Return every line of the data below that includes the string "content".

[start]

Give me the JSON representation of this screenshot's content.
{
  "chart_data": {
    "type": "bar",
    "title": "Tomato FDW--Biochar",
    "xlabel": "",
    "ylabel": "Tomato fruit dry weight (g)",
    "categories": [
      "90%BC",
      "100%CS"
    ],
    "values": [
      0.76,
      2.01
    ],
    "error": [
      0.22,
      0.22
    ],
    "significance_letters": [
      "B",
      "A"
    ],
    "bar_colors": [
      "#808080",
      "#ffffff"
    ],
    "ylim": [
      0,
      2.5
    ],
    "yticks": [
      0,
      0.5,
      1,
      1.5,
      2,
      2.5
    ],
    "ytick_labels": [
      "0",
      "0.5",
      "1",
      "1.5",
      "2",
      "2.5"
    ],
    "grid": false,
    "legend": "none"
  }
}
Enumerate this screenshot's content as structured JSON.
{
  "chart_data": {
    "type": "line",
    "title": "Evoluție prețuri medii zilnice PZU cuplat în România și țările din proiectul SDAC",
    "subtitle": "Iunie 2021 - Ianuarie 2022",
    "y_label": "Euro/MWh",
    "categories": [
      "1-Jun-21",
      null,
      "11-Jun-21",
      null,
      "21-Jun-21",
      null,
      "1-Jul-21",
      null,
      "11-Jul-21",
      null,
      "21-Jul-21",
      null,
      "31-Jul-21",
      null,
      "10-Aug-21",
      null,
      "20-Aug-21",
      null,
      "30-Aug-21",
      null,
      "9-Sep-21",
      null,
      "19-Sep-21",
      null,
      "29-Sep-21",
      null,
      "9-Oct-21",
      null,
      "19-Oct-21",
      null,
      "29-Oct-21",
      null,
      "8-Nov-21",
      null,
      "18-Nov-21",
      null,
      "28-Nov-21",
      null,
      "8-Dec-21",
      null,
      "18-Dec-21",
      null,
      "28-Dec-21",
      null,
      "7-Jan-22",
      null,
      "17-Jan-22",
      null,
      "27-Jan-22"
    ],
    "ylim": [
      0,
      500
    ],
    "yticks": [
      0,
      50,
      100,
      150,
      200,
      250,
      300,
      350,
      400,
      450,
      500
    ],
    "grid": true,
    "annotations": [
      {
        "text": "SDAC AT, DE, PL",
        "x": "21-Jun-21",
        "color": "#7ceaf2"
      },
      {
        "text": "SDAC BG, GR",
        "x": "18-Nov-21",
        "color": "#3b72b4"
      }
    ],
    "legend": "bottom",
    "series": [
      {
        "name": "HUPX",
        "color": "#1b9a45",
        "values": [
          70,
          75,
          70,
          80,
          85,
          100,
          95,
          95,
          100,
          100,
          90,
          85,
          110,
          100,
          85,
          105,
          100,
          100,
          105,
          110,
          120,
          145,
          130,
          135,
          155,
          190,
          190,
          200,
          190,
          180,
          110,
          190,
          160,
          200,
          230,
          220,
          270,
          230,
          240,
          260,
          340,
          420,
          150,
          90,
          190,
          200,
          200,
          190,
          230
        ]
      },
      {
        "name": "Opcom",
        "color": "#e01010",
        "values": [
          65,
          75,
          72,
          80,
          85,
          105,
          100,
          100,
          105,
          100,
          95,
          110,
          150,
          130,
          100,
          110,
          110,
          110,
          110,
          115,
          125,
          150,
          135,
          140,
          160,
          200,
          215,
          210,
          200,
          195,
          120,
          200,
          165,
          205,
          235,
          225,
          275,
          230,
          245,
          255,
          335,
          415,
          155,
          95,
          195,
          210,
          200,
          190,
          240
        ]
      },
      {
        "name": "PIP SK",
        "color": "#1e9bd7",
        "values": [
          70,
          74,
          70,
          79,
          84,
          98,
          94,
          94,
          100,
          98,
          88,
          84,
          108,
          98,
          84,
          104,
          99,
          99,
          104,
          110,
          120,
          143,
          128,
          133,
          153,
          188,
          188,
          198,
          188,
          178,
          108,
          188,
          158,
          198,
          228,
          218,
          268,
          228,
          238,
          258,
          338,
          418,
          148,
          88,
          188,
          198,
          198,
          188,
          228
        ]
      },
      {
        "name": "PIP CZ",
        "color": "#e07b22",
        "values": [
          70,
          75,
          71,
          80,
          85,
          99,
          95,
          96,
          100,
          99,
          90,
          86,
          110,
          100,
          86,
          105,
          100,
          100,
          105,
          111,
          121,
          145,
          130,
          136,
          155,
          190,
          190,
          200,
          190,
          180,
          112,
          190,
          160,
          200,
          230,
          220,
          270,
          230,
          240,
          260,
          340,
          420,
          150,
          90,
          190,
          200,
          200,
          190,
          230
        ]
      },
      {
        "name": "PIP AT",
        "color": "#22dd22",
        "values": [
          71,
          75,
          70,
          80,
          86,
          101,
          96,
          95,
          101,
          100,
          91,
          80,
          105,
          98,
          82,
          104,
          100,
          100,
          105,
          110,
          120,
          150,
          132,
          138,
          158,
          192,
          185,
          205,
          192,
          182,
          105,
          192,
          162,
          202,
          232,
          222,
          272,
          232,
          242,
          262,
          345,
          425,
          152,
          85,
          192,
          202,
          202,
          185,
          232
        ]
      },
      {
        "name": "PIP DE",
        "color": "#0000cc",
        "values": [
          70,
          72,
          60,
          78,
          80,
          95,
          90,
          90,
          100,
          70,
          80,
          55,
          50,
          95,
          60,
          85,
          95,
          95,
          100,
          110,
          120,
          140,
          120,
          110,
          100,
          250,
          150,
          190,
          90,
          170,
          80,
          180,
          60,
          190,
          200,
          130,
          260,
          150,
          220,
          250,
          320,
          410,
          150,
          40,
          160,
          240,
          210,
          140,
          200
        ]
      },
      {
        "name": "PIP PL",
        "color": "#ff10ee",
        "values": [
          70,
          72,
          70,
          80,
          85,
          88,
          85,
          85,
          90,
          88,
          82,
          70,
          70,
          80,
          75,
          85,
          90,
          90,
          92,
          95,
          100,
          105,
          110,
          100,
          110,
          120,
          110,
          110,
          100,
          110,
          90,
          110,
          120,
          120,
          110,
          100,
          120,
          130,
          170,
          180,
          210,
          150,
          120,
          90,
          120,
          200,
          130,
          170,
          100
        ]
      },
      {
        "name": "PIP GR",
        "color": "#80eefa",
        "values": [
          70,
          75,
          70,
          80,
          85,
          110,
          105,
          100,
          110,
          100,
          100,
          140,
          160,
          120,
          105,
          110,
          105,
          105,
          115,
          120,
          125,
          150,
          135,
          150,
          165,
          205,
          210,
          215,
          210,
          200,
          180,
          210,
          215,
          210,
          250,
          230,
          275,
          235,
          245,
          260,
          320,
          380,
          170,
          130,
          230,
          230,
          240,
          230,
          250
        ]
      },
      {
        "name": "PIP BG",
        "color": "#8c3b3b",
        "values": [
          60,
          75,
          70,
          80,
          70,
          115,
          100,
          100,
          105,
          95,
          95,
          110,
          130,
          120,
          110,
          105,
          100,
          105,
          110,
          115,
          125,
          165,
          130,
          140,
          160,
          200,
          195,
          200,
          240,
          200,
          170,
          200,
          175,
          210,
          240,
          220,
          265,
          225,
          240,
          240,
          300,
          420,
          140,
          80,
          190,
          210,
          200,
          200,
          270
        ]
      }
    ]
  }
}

[end]

▶ **Exercise solution**:
Give me the JSON representation of this screenshot's content.
Enumerate this screenshot's content as structured JSON.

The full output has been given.